======== Given data ========
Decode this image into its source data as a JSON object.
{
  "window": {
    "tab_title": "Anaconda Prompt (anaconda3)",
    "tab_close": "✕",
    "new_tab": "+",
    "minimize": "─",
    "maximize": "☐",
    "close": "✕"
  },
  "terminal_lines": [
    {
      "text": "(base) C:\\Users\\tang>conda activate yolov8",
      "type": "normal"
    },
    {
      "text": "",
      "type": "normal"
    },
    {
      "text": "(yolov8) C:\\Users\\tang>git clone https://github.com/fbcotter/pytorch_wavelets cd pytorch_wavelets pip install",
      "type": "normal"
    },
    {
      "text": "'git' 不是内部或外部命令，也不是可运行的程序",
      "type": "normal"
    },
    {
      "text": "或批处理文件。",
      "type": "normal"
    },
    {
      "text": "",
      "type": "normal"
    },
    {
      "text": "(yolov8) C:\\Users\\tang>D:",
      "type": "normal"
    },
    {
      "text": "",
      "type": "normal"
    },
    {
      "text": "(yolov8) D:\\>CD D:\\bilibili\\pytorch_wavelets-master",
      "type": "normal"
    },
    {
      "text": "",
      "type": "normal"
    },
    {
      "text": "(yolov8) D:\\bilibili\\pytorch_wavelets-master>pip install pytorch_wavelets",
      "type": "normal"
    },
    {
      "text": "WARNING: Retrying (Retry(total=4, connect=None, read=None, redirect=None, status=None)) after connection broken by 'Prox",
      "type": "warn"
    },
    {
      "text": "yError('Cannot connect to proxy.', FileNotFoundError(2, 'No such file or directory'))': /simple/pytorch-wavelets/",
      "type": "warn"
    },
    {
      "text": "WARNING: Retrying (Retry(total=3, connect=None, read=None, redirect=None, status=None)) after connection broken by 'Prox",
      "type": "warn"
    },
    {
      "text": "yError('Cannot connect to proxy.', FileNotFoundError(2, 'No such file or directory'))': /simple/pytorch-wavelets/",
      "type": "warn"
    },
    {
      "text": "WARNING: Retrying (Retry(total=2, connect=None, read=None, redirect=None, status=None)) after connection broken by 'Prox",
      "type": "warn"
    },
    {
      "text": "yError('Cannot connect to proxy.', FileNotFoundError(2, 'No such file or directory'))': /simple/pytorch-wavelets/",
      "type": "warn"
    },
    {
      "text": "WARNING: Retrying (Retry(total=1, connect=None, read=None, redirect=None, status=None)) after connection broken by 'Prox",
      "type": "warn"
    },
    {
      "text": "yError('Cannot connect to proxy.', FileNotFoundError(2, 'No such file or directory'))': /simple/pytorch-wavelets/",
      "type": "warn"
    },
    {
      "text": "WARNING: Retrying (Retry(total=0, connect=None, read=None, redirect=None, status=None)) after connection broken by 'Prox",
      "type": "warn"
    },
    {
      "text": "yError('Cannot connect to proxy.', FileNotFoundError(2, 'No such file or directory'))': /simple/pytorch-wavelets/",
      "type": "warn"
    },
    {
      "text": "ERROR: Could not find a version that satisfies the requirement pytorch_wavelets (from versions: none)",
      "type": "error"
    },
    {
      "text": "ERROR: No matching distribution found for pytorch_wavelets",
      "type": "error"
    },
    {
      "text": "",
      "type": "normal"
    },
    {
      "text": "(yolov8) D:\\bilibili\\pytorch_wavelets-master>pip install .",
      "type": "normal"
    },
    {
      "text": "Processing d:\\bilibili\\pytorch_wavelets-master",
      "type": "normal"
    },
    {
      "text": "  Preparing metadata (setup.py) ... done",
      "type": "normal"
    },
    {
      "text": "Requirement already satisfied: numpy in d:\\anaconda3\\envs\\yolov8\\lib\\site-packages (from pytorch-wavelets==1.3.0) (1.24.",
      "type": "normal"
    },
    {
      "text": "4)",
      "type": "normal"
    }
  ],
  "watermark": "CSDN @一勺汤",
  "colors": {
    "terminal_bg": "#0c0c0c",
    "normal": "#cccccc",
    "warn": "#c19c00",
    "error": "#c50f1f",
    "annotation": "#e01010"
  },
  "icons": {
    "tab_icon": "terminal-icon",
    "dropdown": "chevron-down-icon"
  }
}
========
### What you need to do
Gather all lines where the word "install" appears.

### Output
      "text": "(yolov8) C:\\Users\\tang>git clone https://github.com/fbcotter/pytorch_wavelets cd pytorch_wavelets pip install",
      "text": "(yolov8) D:\\bilibili\\pytorch_wavelets-master>pip install pytorch_wavelets",
      "text": "(yolov8) D:\\bilibili\\pytorch_wavelets-master>pip install .",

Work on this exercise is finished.